-- BEGIN DATA SHOWN --

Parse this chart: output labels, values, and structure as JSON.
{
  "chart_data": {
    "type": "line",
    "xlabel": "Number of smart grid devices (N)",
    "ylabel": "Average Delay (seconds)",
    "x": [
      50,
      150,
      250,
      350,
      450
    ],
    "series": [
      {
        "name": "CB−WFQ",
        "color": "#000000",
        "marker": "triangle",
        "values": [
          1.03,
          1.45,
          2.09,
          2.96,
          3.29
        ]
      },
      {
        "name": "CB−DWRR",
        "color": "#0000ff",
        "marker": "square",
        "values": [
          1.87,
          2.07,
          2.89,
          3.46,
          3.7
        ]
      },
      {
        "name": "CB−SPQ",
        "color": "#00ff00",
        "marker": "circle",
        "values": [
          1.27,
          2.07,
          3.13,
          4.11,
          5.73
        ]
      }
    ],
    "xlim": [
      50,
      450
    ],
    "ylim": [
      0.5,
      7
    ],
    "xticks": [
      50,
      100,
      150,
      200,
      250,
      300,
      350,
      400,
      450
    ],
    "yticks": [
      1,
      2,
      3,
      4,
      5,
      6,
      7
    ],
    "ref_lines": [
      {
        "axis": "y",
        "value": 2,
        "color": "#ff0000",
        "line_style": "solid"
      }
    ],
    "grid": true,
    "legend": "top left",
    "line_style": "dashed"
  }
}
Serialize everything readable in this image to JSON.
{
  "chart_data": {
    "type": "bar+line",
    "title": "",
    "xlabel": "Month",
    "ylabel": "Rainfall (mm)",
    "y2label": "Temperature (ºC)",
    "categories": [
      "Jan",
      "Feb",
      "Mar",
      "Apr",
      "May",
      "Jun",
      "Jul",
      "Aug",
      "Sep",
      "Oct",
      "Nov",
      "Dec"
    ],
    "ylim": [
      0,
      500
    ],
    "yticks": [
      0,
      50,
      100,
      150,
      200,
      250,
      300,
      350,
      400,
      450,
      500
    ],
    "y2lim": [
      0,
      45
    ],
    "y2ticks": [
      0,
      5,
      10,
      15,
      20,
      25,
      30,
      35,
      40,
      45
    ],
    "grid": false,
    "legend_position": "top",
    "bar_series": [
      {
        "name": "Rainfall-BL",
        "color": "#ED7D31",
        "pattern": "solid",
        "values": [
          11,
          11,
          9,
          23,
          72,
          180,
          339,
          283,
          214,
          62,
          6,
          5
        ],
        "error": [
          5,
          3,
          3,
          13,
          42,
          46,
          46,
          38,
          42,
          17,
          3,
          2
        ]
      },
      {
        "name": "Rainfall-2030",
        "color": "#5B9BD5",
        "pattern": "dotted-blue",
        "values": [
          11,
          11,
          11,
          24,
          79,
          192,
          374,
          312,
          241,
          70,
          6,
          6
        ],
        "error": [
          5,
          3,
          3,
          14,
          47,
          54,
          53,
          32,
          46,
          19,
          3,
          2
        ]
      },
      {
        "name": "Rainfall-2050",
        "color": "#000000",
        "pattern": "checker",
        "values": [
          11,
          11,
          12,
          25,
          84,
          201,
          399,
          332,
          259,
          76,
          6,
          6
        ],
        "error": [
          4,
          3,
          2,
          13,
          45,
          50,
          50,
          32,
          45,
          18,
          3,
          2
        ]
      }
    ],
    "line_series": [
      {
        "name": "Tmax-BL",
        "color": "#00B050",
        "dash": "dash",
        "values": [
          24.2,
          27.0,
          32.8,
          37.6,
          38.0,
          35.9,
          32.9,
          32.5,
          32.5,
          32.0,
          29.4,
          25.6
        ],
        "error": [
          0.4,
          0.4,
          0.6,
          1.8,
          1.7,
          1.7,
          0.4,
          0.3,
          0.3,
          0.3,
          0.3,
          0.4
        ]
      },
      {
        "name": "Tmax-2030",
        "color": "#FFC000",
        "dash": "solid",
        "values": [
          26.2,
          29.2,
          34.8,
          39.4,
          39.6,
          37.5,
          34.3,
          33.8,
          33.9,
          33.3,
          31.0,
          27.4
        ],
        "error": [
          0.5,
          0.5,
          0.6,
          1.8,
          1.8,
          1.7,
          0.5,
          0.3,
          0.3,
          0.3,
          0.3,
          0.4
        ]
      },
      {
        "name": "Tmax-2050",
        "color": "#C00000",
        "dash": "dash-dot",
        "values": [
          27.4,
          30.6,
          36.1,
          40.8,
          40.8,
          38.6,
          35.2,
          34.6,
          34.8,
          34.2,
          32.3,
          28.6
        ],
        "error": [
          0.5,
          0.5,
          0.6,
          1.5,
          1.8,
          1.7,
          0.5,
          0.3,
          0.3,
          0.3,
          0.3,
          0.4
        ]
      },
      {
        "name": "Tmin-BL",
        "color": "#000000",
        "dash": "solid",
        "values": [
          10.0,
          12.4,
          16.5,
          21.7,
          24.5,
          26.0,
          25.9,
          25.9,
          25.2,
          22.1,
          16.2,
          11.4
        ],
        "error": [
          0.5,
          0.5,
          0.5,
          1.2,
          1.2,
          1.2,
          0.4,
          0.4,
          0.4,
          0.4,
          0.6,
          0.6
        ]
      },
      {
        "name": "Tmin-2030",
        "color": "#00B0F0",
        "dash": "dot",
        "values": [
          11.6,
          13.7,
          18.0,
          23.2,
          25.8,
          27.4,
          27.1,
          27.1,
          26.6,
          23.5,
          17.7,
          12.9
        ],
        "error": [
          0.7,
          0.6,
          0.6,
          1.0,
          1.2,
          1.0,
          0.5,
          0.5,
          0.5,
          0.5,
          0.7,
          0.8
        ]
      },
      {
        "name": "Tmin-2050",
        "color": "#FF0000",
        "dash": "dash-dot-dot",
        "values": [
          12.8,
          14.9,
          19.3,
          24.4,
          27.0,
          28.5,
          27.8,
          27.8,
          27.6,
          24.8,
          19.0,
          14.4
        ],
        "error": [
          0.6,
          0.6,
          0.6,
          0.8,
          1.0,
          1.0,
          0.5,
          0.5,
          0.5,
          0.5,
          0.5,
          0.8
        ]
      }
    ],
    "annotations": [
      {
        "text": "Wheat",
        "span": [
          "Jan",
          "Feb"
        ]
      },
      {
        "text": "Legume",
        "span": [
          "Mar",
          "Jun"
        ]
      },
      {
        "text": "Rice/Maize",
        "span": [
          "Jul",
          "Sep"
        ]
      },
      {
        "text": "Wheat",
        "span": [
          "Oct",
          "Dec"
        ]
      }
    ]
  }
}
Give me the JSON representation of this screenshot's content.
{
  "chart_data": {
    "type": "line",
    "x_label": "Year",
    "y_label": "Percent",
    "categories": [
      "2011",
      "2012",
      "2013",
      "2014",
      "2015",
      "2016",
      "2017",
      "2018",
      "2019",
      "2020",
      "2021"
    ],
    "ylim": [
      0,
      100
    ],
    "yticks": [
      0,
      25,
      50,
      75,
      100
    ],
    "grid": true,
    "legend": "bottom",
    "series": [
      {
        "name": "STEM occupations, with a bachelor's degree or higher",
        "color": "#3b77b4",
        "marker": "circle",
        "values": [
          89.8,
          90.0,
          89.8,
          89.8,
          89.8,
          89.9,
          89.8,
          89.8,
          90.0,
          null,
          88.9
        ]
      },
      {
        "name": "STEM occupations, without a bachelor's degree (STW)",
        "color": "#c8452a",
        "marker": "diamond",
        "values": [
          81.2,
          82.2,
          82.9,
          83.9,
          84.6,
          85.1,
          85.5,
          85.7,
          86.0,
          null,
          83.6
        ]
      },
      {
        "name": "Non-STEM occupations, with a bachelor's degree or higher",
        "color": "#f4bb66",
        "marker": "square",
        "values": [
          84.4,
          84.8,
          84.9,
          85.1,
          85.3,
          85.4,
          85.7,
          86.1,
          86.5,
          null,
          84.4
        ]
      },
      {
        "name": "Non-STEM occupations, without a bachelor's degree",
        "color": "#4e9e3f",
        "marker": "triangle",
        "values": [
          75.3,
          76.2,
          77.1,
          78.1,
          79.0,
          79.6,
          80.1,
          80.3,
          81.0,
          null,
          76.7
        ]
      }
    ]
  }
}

-- END DATA SHOWN --

## [WHAT IS EXPECTED]
Find the string "xlabel" in the listing and return every line that holds it.

## [TASK RESPONSE]
    "xlabel": "Number of smart grid devices (N)",
    "xlabel": "Month",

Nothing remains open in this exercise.